- [SHORT EXERCISE] Transcribe the entries exactly; images are not part of the copy.

- [EXTRACTED INFORMATION]
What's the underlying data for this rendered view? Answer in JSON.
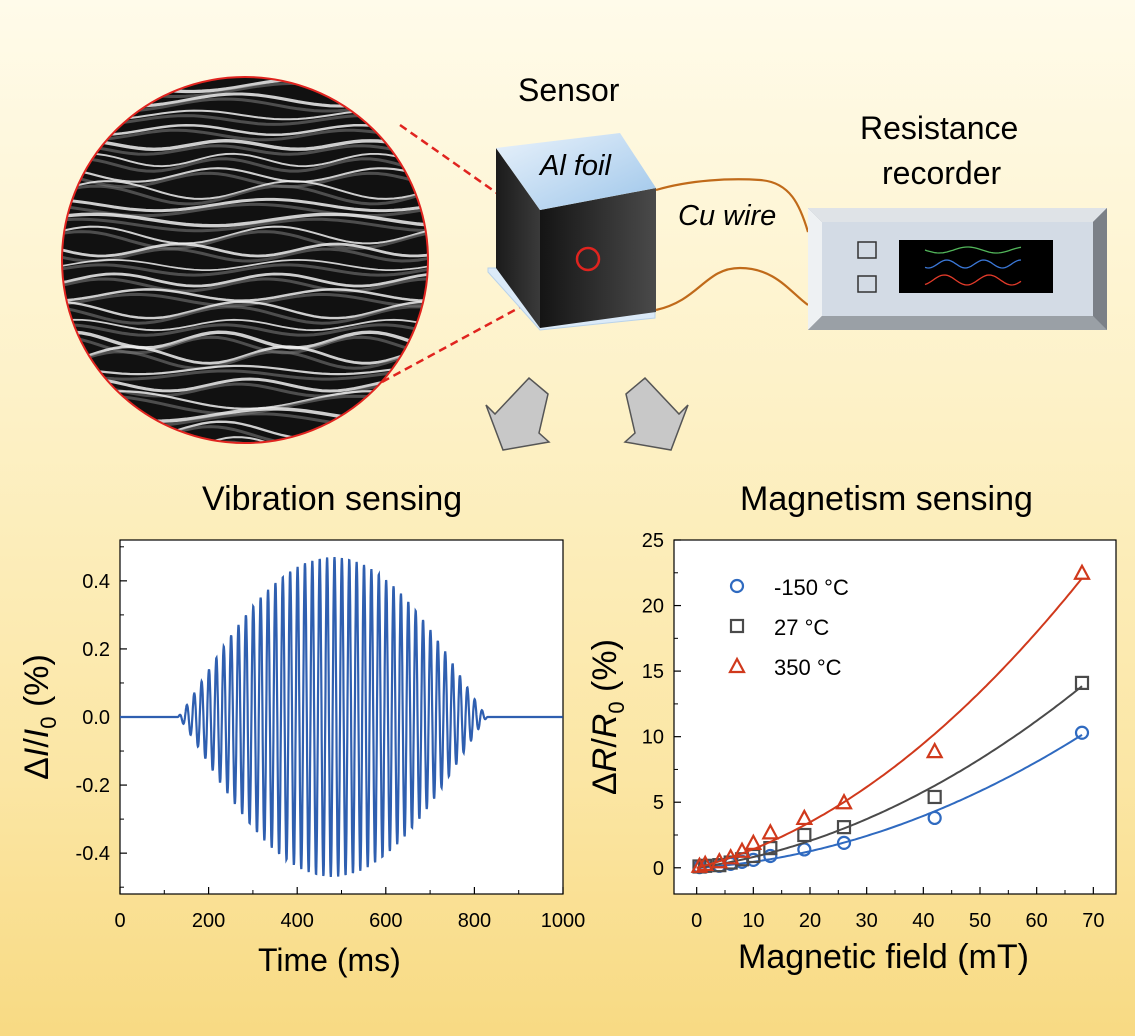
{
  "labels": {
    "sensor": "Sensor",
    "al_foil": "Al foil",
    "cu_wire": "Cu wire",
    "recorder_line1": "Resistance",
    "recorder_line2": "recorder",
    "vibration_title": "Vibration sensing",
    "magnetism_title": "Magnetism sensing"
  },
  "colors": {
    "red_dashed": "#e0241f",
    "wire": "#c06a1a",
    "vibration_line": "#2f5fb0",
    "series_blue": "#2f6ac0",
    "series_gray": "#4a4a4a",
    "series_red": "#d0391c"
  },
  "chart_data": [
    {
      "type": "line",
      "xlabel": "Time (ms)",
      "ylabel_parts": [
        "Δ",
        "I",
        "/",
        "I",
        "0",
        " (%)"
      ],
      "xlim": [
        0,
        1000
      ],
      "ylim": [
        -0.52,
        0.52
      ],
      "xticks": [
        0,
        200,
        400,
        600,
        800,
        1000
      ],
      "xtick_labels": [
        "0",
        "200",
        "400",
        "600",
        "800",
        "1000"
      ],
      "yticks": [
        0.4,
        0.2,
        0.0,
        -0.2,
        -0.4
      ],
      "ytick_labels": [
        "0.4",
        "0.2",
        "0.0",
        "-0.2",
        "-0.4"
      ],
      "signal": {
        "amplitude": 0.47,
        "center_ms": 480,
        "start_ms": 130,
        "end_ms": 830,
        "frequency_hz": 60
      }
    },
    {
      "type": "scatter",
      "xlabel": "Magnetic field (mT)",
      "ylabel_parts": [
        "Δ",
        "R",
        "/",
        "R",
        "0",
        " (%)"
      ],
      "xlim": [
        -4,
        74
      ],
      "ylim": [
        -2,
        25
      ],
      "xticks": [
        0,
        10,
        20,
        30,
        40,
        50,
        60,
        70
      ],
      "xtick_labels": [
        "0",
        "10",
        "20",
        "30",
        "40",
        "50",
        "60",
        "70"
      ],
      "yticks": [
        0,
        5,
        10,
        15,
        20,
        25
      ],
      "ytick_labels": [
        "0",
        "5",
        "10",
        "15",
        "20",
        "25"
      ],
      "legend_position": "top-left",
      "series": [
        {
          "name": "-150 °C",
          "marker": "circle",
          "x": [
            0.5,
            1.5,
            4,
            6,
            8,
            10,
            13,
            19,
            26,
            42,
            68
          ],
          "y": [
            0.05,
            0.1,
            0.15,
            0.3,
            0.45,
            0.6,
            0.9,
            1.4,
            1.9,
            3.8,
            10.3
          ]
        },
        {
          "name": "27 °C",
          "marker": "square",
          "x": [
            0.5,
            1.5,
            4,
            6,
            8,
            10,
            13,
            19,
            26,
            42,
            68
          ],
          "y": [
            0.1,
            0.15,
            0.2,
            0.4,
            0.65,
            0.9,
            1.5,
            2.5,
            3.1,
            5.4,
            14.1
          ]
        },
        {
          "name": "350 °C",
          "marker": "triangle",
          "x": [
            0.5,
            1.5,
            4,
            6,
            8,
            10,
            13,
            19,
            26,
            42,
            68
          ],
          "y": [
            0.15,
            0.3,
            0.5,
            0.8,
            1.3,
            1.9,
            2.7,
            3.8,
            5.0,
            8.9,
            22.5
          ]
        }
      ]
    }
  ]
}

- [TASK SOLUTION]
What's the underlying data for this rendered view? Answer in JSON.
{
  "labels": {
    "sensor": "Sensor",
    "al_foil": "Al foil",
    "cu_wire": "Cu wire",
    "recorder_line1": "Resistance",
    "recorder_line2": "recorder",
    "vibration_title": "Vibration sensing",
    "magnetism_title": "Magnetism sensing"
  },
  "colors": {
    "red_dashed": "#e0241f",
    "wire": "#c06a1a",
    "vibration_line": "#2f5fb0",
    "series_blue": "#2f6ac0",
    "series_gray": "#4a4a4a",
    "series_red": "#d0391c"
  },
  "chart_data": [
    {
      "type": "line",
      "xlabel": "Time (ms)",
      "ylabel_parts": [
        "Δ",
        "I",
        "/",
        "I",
        "0",
        " (%)"
      ],
      "xlim": [
        0,
        1000
      ],
      "ylim": [
        -0.52,
        0.52
      ],
      "xticks": [
        0,
        200,
        400,
        600,
        800,
        1000
      ],
      "xtick_labels": [
        "0",
        "200",
        "400",
        "600",
        "800",
        "1000"
      ],
      "yticks": [
        0.4,
        0.2,
        0.0,
        -0.2,
        -0.4
      ],
      "ytick_labels": [
        "0.4",
        "0.2",
        "0.0",
        "-0.2",
        "-0.4"
      ],
      "signal": {
        "amplitude": 0.47,
        "center_ms": 480,
        "start_ms": 130,
        "end_ms": 830,
        "frequency_hz": 60
      }
    },
    {
      "type": "scatter",
      "xlabel": "Magnetic field (mT)",
      "ylabel_parts": [
        "Δ",
        "R",
        "/",
        "R",
        "0",
        " (%)"
      ],
      "xlim": [
        -4,
        74
      ],
      "ylim": [
        -2,
        25
      ],
      "xticks": [
        0,
        10,
        20,
        30,
        40,
        50,
        60,
        70
      ],
      "xtick_labels": [
        "0",
        "10",
        "20",
        "30",
        "40",
        "50",
        "60",
        "70"
      ],
      "yticks": [
        0,
        5,
        10,
        15,
        20,
        25
      ],
      "ytick_labels": [
        "0",
        "5",
        "10",
        "15",
        "20",
        "25"
      ],
      "legend_position": "top-left",
      "series": [
        {
          "name": "-150 °C",
          "marker": "circle",
          "x": [
            0.5,
            1.5,
            4,
            6,
            8,
            10,
            13,
            19,
            26,
            42,
            68
          ],
          "y": [
            0.05,
            0.1,
            0.15,
            0.3,
            0.45,
            0.6,
            0.9,
            1.4,
            1.9,
            3.8,
            10.3
          ]
        },
        {
          "name": "27 °C",
          "marker": "square",
          "x": [
            0.5,
            1.5,
            4,
            6,
            8,
            10,
            13,
            19,
            26,
            42,
            68
          ],
          "y": [
            0.1,
            0.15,
            0.2,
            0.4,
            0.65,
            0.9,
            1.5,
            2.5,
            3.1,
            5.4,
            14.1
          ]
        },
        {
          "name": "350 °C",
          "marker": "triangle",
          "x": [
            0.5,
            1.5,
            4,
            6,
            8,
            10,
            13,
            19,
            26,
            42,
            68
          ],
          "y": [
            0.15,
            0.3,
            0.5,
            0.8,
            1.3,
            1.9,
            2.7,
            3.8,
            5.0,
            8.9,
            22.5
          ]
        }
      ]
    }
  ]
}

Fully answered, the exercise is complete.